▶ [Problem statement] Each entry below should be reproduced character for character.

▶ [Entries supplied]
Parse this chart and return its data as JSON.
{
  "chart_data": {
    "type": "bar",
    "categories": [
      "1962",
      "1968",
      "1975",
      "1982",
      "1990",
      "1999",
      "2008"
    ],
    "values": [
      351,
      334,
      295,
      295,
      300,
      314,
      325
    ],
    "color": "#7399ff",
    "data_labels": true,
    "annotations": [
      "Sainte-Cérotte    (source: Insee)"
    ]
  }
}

▶ [Expected answer]
Parse this chart and return its data as JSON.
{
  "chart_data": {
    "type": "bar",
    "categories": [
      "1962",
      "1968",
      "1975",
      "1982",
      "1990",
      "1999",
      "2008"
    ],
    "values": [
      351,
      334,
      295,
      295,
      300,
      314,
      325
    ],
    "color": "#7399ff",
    "data_labels": true,
    "annotations": [
      "Sainte-Cérotte    (source: Insee)"
    ]
  }
}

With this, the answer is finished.